EXERCISE DETAILS: Produce an exact copy of the lines from the line containing "Read all visible" through the last line of the listing below, both ends included, and nothing else.

RECORDS TO PROCESS:
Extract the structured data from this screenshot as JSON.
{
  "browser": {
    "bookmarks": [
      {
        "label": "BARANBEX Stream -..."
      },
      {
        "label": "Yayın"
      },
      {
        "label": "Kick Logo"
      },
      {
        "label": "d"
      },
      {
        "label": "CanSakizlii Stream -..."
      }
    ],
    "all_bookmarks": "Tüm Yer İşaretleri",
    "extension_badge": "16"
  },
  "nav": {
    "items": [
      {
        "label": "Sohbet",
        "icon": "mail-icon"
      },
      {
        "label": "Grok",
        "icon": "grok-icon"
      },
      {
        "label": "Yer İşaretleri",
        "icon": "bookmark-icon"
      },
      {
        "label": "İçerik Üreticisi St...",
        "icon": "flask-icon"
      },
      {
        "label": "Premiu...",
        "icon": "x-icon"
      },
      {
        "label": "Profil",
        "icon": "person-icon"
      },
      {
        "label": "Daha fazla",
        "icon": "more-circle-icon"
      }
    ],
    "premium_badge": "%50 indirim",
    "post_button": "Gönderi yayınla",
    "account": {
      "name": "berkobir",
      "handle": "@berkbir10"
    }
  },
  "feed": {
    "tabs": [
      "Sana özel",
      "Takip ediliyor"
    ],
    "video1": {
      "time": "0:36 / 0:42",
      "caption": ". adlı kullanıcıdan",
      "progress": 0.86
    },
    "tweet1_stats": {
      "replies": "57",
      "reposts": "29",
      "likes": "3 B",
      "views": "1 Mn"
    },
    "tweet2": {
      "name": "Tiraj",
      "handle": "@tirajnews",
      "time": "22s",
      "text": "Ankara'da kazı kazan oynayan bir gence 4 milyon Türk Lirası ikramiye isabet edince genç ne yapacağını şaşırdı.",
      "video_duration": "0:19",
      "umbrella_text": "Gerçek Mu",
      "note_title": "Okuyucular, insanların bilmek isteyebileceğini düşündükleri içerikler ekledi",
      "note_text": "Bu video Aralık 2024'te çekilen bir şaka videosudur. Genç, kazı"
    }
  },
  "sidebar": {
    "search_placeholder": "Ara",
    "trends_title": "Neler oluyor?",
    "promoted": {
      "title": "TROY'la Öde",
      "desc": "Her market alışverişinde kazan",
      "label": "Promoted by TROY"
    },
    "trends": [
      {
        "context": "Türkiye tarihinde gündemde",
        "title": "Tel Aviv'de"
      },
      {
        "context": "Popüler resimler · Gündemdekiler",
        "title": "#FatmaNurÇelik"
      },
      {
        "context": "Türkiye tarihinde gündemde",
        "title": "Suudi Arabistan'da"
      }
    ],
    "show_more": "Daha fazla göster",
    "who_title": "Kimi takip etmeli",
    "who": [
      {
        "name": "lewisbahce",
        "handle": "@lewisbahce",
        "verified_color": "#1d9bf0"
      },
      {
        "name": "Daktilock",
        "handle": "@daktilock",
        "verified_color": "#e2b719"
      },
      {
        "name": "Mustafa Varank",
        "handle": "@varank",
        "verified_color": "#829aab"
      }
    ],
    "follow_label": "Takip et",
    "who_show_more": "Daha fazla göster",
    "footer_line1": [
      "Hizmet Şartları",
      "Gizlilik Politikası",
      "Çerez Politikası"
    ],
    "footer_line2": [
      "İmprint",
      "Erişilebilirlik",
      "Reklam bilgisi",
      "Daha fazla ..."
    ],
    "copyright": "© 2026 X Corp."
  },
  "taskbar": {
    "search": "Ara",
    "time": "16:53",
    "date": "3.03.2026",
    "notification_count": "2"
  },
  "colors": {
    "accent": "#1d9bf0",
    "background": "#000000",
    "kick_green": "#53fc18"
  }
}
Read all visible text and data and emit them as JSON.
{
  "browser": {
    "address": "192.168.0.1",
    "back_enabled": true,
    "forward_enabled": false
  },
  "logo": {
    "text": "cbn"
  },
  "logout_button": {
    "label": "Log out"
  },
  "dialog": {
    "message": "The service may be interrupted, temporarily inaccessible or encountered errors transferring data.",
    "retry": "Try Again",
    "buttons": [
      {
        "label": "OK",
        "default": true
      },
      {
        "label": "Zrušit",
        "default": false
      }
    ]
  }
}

FINISHED TASK:
Read all visible text and data and emit them as JSON.
{
  "browser": {
    "address": "192.168.0.1",
    "back_enabled": true,
    "forward_enabled": false
  },
  "logo": {
    "text": "cbn"
  },
  "logout_button": {
    "label": "Log out"
  },
  "dialog": {
    "message": "The service may be interrupted, temporarily inaccessible or encountered errors transferring data.",
    "retry": "Try Again",
    "buttons": [
      {
        "label": "OK",
        "default": true
      },
      {
        "label": "Zrušit",
        "default": false
      }
    ]
  }
}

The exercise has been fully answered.